> DATA ENTRIES
⟨
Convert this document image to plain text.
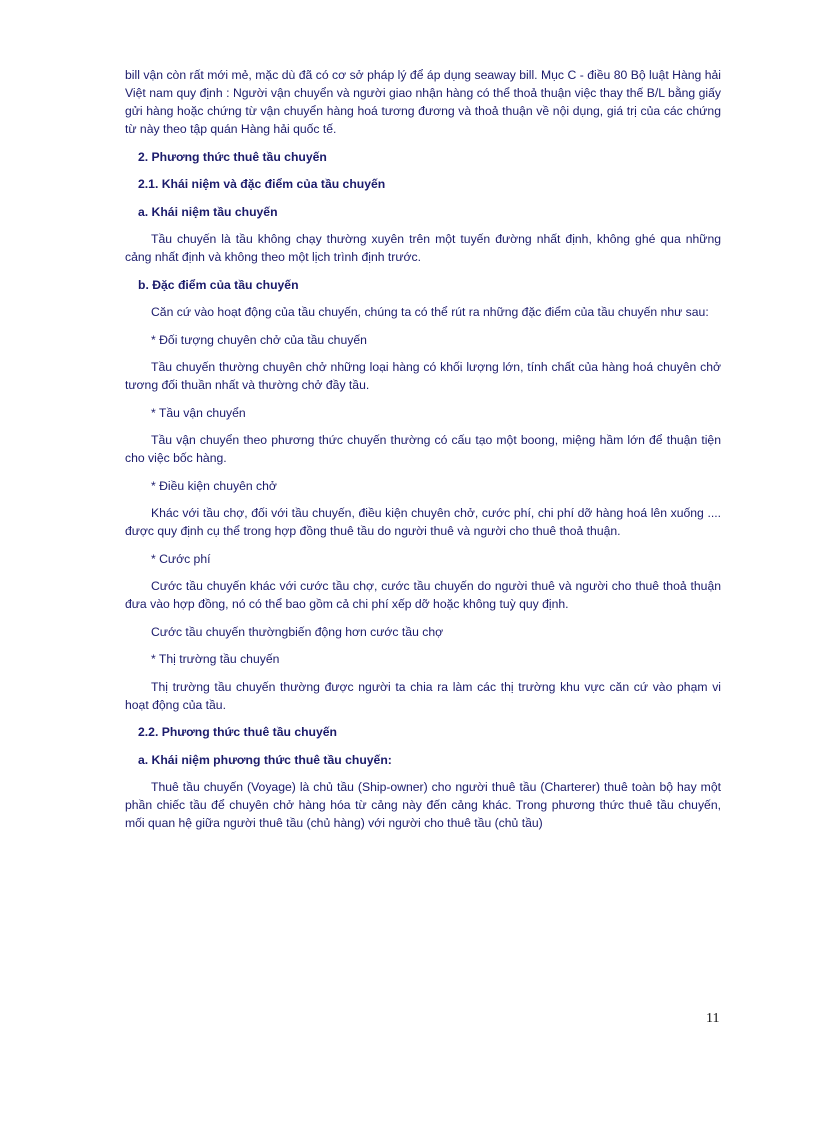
bill vận còn rất mới mẻ, mặc dù đã có cơ sở pháp lý để áp dụng seaway bill. Mục C - điều 80 Bộ luật Hàng hải Việt nam quy định : Người vận chuyển và người giao nhận hàng có thể thoả thuận việc thay thế B/L bằng giấy gửi hàng hoặc chứng từ vận chuyển hàng hoá tương đương và thoả thuận về nội dụng, giá trị của các chứng từ này theo tập quán Hàng hải quốc tế.

2. Phương thức thuê tầu chuyến

2.1. Khái niệm và đặc điểm của tầu chuyến

a. Khái niệm tầu chuyến

Tầu chuyến là tầu không chạy thường xuyên trên một tuyến đường nhất định, không ghé qua những cảng nhất định và không theo một lịch trình định trước.

b. Đặc điểm của tầu chuyến

Căn cứ vào hoạt động của tầu chuyến, chúng ta có thể rút ra những đặc điểm của tầu chuyến như sau:

* Đối tượng chuyên chở của tầu chuyến

Tầu chuyến thường chuyên chở những loại hàng có khối lượng lớn, tính chất của hàng hoá chuyên chở tương đối thuần nhất và thường chở đầy tầu.

* Tầu vận chuyển

Tầu vận chuyển theo phương thức chuyến thường có cấu tạo một boong, miệng hầm lớn để thuận tiện cho việc bốc hàng.

* Điều kiện chuyên chở

Khác với tầu chợ, đối với tầu chuyến, điều kiện chuyên chở, cước phí, chi phí dỡ hàng hoá lên xuống .... được quy định cụ thể trong hợp đồng thuê tầu do người thuê và người cho thuê thoả thuận.

* Cước phí

Cước tầu chuyến khác với cước tầu chợ, cước tầu chuyến do người thuê và người cho thuê thoả thuận đưa vào hợp đồng, nó có thể bao gồm cả chi phí xếp dỡ hoặc không tuỳ quy định.

Cước tầu chuyến thườngbiến động hơn cước tầu chợ

* Thị trường tầu chuyến

Thị trường tầu chuyến thường được người ta chia ra làm các thị trường khu vực căn cứ vào phạm vi hoạt động của tầu.

2.2. Phương thức thuê tầu chuyến

a. Khái niệm phương thức thuê tầu chuyến:

Thuê tầu chuyến (Voyage) là chủ tầu (Ship-owner) cho người thuê tầu (Charterer) thuê toàn bộ hay một phần chiếc tầu để chuyên chở hàng hóa từ cảng này đến cảng khác. Trong phương thức thuê tầu chuyến, mối quan hệ giữa người thuê tầu (chủ hàng) với người cho thuê tầu (chủ tầu)

11
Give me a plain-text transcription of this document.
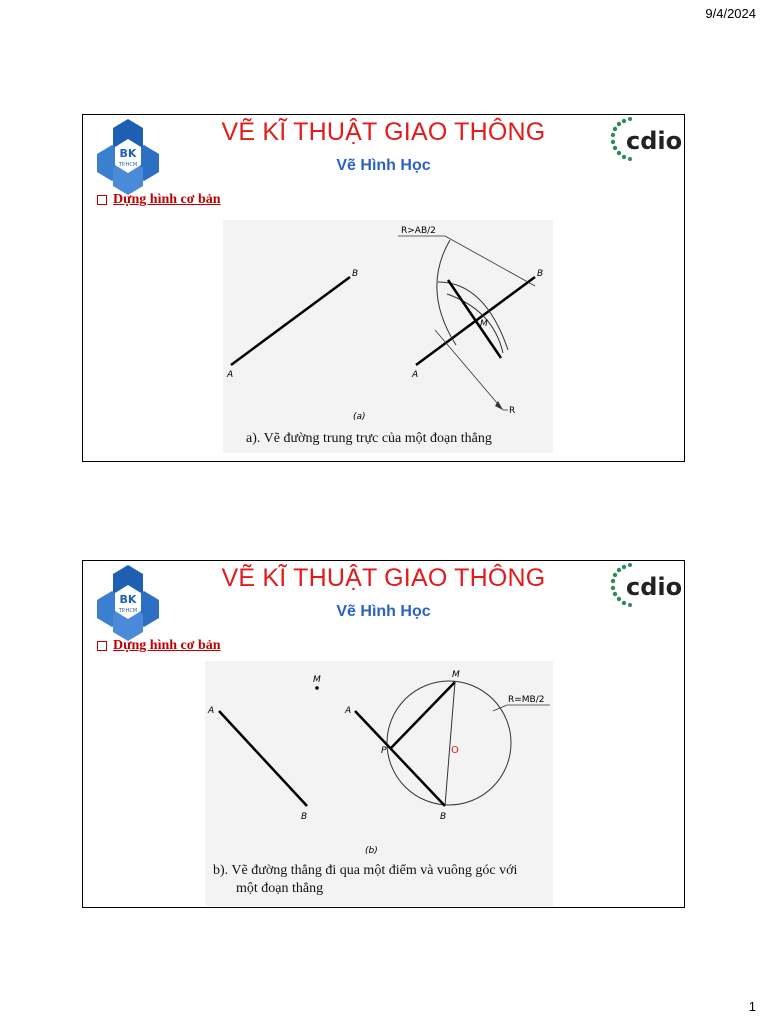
9/4/2024
BK
TP.HCM
cdio
VẼ KĨ THUẬT GIAO THÔNG
Vẽ Hình Học
Dựng hình cơ bản
A
B
R>AB/2
M
A
B
R
(a)
a). Vẽ đường trung trực của một đoạn thẳng
BK
TP.HCM
cdio
VẼ KĨ THUẬT GIAO THÔNG
Vẽ Hình Học
Dựng hình cơ bản
M
A
B
M
A
B
P	O
R=MB/2
(b)
b). Vẽ đường thẳng đi qua một điểm và vuông góc với
một đoạn thẳng
1
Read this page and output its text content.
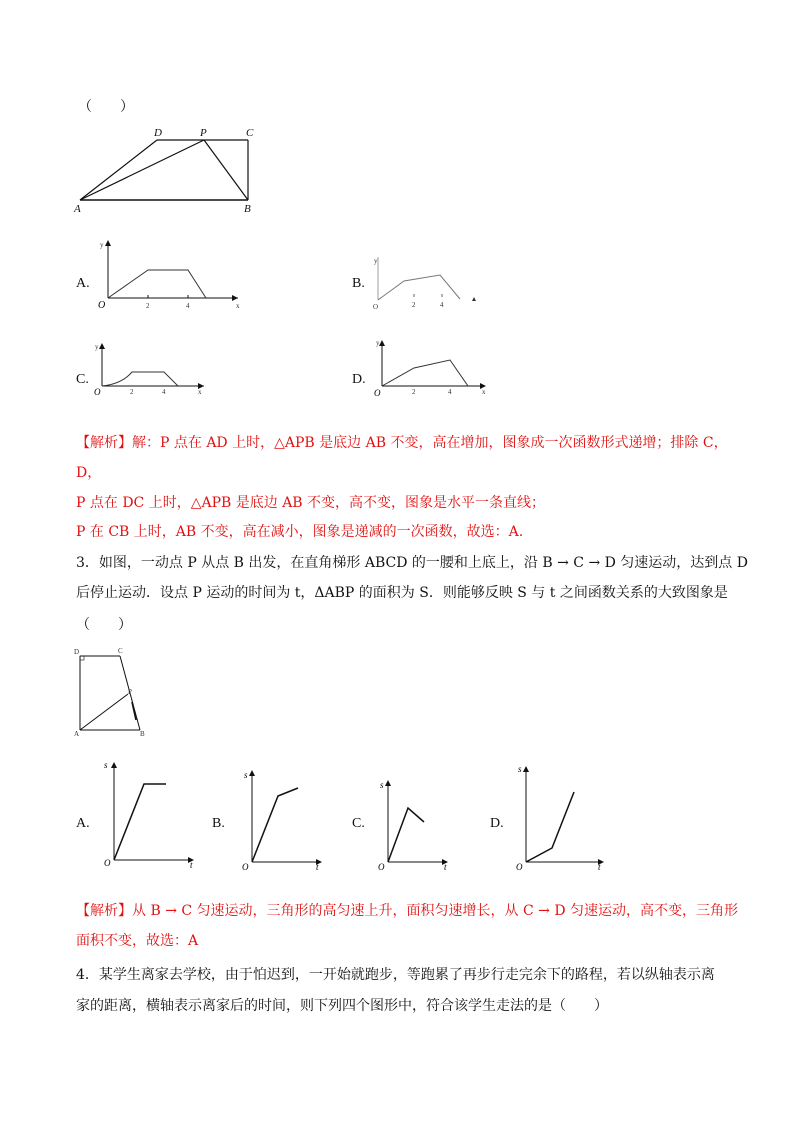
（　　）
D	P	C
A	B
A.
y
O	2	4	x
B.
y
O	2	4
C.
y
O	2	4	x
D.
y
O	2	4	x
【解析】解：P 点在 AD 上时，△APB 是底边 AB 不变，高在增加，图象成一次函数形式递增；排除 C，
D，
P 点在 DC 上时，△APB 是底边 AB 不变，高不变，图象是水平一条直线；
P 在 CB 上时，AB 不变，高在减小，图象是递减的一次函数，故选：A.
3．如图，一动点 P 从点 B 出发，在直角梯形 ABCD 的一腰和上底上，沿 B → C → D 匀速运动，达到点 D
后停止运动．设点 P 运动的时间为 t，ΔABP 的面积为 S．则能够反映 S 与 t 之间函数关系的大致图象是
（　　）
D	C
P
A	B
A.
s
O	t
B.
s
O	t
C.
s
O	t
D.
s
O	t
【解析】从 B → C 匀速运动，三角形的高匀速上升，面积匀速增长，从 C → D 匀速运动，高不变，三角形
面积不变，故选：A
4．某学生离家去学校，由于怕迟到，一开始就跑步，等跑累了再步行走完余下的路程，若以纵轴表示离
家的距离，横轴表示离家后的时间，则下列四个图形中，符合该学生走法的是（　　）
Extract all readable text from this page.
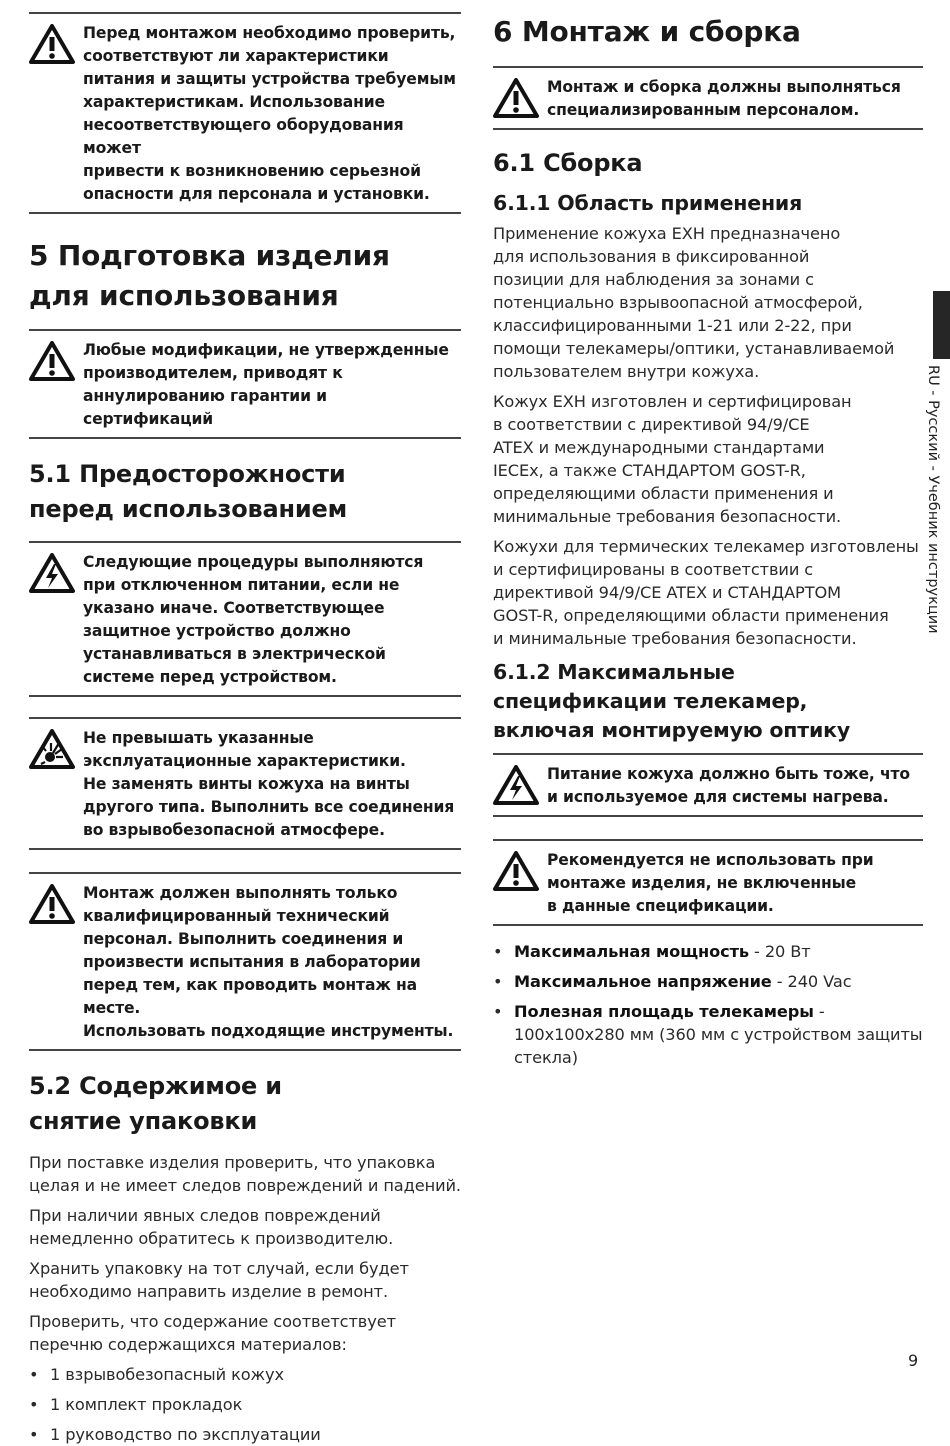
Перед монтажом необходимо проверить,
соответствуют ли характеристики
питания и защиты устройства требуемым
характеристикам. Использование
несоответствующего оборудования может
привести к возникновению серьезной
опасности для персонала и установки.
5 Подготовка изделия
для использования
Любые модификации, не утвержденные
производителем, приводят к
аннулированию гарантии и сертификаций
5.1 Предосторожности
перед использованием
Следующие процедуры выполняются
при отключенном питании, если не
указано иначе. Соответствующее
защитное устройство должно
устанавливаться в электрической
системе перед устройством.
Не превышать указанные
эксплуатационные характеристики.
Не заменять винты кожуха на винты
другого типа. Выполнить все соединения
во взрывобезопасной атмосфере.
Монтаж должен выполнять только
квалифицированный технический
персонал. Выполнить соединения и
произвести испытания в лаборатории
перед тем, как проводить монтаж на месте.
Использовать подходящие инструменты.
5.2 Содержимое и
снятие упаковки

При поставке изделия проверить, что упаковка
целая и не имеет следов повреждений и падений.

При наличии явных следов повреждений
немедленно обратитесь к производителю.

Хранить упаковку на тот случай, если будет
необходимо направить изделие в ремонт.

Проверить, что содержание соответствует
перечню содержащихся материалов:

• 1 взрывобезопасный кожух
• 1 комплект прокладок
• 1 руководство по эксплуатации
6 Монтаж и сборка
Монтаж и сборка должны выполняться
специализированным персоналом.
6.1 Сборка
6.1.1 Область применения

Применение кожуха EXH предназначено
для использования в фиксированной
позиции для наблюдения за зонами с
потенциально взрывоопасной атмосферой,
классифицированными 1-21 или 2-22, при
помощи телекамеры/оптики, устанавливаемой
пользователем внутри кожуха.

Кожух EXH изготовлен и сертифицирован
в соответствии с директивой 94/9/CE
ATEX и международными стандартами
IECEx, а также СТАНДАРТОМ GOST-R,
определяющими области применения и
минимальные требования безопасности.

Кожухи для термических телекамер изготовлены
и сертифицированы в соответствии с
директивой 94/9/CE ATEX и СТАНДАРТОМ
GOST-R, определяющими области применения
и минимальные требования безопасности.

6.1.2 Максимальные
спецификации телекамер,
включая монтируемую оптику
Питание кожуха должно быть тоже, что
и используемое для системы нагрева.
Рекомендуется не использовать при
монтаже изделия, не включенные
в данные спецификации.
• Максимальная мощность - 20 Вт
• Максимальное напряжение - 240 Vac
• Полезная площадь телекамеры - 100x100x280 мм (360 мм с устройством защиты стекла)
RU - Русский - Учебник инструкции
9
⟩
> EXERCISE GOAL
Your answer should be one number: how many lines of the listing include the word "СТАНДАРТОМ".

> FULL RESPONSE
2